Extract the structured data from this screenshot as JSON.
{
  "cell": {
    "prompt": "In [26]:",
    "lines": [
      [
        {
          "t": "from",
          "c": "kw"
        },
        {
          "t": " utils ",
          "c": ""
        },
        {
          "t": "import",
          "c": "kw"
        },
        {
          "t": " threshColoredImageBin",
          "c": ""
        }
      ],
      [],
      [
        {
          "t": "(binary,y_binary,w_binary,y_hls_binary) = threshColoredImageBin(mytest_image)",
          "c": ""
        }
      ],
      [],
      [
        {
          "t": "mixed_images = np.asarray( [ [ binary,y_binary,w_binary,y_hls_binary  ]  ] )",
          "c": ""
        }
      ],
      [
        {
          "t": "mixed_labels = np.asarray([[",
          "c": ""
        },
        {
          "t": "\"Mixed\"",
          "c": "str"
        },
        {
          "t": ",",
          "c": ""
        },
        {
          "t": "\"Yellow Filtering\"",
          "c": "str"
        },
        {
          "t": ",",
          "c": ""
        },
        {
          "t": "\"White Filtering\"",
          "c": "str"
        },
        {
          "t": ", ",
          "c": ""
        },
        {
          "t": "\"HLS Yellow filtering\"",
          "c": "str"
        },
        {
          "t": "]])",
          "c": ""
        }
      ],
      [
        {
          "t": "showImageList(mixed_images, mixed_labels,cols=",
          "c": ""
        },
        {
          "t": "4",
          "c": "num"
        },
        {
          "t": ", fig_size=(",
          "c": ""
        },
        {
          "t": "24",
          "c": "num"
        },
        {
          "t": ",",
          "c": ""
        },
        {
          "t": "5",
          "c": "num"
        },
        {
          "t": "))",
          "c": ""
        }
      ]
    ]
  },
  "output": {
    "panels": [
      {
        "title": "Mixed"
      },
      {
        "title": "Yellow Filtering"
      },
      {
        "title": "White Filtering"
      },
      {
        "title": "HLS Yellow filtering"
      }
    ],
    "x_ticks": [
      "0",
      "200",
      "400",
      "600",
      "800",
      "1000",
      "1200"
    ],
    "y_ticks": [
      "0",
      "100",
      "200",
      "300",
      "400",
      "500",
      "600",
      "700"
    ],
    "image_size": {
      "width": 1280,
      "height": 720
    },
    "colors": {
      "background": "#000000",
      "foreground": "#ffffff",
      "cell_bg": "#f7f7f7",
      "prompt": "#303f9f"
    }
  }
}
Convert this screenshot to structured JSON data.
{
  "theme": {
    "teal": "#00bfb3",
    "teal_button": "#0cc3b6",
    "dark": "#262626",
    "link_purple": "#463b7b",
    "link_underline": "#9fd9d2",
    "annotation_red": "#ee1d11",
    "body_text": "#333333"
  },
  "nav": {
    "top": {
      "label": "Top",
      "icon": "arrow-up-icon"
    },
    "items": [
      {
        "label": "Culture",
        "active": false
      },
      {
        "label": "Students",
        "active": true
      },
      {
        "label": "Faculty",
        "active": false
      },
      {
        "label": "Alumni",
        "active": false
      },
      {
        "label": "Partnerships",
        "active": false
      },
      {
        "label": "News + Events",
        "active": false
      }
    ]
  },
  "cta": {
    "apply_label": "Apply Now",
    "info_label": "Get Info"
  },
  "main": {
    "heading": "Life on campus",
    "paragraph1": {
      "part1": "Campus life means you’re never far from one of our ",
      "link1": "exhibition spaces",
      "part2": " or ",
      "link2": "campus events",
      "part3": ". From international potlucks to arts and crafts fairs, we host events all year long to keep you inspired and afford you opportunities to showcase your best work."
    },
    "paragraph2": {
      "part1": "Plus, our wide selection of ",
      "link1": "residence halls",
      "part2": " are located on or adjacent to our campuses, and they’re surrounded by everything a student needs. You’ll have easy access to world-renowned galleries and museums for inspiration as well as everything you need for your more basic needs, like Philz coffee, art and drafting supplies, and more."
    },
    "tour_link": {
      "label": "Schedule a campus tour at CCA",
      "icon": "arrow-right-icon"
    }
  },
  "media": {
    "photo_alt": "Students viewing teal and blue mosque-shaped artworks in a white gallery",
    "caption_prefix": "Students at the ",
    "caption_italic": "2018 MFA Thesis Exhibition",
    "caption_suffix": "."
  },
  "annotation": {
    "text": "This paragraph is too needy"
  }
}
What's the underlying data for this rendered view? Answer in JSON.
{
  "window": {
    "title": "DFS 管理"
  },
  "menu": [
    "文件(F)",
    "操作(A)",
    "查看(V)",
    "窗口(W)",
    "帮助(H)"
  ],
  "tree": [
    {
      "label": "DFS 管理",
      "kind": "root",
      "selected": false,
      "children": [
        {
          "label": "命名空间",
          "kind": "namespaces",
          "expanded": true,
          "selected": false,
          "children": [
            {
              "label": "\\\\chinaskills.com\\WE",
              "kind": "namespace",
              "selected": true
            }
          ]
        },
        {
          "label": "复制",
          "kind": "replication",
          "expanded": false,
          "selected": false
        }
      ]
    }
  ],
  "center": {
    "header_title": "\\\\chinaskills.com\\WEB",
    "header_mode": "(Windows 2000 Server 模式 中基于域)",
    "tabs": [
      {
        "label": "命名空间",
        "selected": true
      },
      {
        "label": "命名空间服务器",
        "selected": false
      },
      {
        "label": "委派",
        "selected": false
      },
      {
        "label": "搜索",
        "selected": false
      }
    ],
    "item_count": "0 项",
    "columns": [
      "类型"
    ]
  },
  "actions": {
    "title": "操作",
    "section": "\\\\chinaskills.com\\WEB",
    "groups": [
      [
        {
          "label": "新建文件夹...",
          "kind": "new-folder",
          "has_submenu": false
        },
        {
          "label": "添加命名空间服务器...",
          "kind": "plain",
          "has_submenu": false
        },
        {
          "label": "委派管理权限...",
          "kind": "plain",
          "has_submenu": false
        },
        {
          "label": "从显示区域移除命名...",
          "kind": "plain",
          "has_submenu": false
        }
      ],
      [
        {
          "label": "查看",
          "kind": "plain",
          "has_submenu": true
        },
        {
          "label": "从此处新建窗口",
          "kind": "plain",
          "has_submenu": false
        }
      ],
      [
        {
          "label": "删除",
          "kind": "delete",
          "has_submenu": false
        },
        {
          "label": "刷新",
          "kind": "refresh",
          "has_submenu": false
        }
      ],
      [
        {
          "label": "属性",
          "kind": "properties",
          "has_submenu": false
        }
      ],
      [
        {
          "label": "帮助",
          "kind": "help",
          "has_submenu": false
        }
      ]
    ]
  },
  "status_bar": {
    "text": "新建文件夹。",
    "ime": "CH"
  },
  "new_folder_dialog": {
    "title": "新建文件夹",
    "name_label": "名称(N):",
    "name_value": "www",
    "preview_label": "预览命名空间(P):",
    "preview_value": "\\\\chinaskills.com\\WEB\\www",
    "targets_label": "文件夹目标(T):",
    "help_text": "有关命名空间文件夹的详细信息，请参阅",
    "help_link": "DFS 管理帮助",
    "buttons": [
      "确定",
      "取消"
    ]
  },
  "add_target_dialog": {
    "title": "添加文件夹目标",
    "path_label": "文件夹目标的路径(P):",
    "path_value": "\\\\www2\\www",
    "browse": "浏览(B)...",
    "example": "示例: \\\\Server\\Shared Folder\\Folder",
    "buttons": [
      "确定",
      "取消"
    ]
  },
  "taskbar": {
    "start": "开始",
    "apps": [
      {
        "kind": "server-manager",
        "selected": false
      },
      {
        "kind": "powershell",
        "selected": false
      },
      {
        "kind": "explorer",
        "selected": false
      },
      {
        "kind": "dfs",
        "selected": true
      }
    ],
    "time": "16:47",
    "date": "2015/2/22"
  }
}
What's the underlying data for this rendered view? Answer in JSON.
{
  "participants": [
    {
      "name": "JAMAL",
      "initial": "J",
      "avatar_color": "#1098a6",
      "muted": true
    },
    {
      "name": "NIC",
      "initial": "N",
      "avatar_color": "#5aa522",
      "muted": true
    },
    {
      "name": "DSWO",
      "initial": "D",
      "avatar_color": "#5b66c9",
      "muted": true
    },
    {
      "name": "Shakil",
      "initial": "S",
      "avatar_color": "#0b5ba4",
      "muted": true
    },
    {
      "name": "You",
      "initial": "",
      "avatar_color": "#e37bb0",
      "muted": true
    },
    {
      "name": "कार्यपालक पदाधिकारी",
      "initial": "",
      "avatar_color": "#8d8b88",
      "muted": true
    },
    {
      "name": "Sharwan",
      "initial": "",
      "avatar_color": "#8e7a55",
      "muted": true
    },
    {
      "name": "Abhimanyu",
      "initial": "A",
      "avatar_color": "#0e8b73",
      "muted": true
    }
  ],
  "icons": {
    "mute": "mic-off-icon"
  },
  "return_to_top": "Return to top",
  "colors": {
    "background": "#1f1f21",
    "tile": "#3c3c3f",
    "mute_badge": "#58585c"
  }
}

◆ ◆ ◆

Exactly how many lines contain "background"? State the number and nothing else.

WRITTEN ANSWER
2